■ STORED RECORDS ■
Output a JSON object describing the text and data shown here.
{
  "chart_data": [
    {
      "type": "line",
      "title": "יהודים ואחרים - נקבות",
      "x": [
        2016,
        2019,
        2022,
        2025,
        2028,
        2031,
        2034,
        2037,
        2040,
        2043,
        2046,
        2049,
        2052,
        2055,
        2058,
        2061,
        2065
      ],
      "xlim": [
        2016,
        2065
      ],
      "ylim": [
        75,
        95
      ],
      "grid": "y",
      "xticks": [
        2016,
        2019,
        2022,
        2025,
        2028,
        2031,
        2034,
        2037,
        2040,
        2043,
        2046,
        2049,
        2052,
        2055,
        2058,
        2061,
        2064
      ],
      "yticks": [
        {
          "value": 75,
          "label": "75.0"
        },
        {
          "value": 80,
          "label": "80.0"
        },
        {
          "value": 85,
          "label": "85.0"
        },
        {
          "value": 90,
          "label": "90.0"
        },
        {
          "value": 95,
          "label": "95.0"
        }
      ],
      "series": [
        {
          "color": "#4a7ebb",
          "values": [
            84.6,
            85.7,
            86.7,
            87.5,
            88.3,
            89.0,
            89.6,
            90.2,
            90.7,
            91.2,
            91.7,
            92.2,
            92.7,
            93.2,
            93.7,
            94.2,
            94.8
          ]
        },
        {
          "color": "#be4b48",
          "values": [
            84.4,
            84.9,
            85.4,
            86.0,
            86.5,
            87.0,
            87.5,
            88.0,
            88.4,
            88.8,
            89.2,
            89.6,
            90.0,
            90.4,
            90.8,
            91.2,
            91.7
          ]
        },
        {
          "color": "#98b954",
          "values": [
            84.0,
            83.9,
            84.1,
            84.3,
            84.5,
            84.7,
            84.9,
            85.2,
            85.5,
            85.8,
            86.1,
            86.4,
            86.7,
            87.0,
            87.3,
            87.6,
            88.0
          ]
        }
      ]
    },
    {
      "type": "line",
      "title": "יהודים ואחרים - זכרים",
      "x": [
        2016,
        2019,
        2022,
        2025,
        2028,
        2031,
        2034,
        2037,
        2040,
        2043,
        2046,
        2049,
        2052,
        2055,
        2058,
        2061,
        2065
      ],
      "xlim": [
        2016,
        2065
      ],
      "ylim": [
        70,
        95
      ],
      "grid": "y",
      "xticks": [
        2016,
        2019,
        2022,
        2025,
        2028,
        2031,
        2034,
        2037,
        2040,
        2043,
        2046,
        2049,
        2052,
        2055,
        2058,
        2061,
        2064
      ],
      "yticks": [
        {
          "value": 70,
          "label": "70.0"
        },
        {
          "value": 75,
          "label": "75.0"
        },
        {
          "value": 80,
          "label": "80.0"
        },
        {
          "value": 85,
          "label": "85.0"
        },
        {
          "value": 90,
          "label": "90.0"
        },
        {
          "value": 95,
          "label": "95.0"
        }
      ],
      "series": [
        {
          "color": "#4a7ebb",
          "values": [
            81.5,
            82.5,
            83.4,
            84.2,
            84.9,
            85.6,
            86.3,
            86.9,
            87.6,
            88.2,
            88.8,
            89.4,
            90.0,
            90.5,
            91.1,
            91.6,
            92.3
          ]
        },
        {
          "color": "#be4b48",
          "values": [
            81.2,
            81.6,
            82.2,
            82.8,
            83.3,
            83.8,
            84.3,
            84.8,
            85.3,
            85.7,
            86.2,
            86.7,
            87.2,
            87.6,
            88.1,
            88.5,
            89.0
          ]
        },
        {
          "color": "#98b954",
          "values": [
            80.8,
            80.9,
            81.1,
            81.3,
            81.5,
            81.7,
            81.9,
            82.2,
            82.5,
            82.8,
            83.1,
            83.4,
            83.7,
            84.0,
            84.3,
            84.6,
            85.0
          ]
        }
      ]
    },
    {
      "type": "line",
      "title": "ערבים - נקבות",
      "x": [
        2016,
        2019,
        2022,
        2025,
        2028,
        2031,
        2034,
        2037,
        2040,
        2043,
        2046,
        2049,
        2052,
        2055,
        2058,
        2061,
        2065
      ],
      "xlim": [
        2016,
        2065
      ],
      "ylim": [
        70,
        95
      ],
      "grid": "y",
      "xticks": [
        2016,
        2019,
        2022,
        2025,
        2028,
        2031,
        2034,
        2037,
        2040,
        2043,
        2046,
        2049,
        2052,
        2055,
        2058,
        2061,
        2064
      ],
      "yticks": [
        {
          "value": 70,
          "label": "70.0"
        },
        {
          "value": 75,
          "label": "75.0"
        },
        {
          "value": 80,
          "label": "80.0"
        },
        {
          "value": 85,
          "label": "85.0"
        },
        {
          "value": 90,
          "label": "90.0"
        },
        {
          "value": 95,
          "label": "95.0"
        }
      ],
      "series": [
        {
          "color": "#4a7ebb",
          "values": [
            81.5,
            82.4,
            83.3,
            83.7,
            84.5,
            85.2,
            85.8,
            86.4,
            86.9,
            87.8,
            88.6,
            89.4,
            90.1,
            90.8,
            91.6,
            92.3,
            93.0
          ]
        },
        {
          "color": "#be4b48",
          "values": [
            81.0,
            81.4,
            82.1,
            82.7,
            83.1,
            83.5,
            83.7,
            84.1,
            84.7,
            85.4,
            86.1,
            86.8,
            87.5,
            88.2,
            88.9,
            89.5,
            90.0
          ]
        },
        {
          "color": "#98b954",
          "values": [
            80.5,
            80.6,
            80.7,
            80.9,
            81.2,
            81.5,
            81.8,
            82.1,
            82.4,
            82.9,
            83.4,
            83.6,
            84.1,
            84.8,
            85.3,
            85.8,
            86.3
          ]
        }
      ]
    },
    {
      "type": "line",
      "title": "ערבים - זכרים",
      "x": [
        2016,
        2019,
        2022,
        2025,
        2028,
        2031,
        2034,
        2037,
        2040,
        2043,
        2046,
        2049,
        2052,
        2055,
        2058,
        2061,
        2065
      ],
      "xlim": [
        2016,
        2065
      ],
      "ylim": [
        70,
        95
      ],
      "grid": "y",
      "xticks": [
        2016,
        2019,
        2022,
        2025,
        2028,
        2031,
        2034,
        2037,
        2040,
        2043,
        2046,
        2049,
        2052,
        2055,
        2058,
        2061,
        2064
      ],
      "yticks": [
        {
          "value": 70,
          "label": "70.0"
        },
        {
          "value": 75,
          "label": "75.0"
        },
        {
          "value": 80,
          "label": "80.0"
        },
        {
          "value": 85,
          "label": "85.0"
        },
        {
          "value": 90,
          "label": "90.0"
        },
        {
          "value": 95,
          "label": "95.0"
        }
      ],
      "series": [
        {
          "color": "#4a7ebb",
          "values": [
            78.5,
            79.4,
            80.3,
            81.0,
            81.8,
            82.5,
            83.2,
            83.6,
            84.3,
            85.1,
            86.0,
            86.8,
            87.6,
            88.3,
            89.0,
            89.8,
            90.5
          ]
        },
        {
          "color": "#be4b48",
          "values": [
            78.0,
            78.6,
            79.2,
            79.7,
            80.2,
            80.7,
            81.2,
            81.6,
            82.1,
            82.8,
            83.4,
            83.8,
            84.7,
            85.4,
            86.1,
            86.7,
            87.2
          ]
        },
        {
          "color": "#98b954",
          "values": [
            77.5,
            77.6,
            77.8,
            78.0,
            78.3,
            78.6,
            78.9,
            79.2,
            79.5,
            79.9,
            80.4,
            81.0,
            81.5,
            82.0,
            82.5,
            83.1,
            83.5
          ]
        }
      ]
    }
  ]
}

■ WORK REQUIRED ■
Extract every line from the records above that contains the word "title".

■ RESULT OF THE EXERCISE ■
      "title": "יהודים ואחרים - נקבות",
      "title": "יהודים ואחרים - זכרים",
      "title": "ערבים - נקבות",
      "title": "ערבים - זכרים",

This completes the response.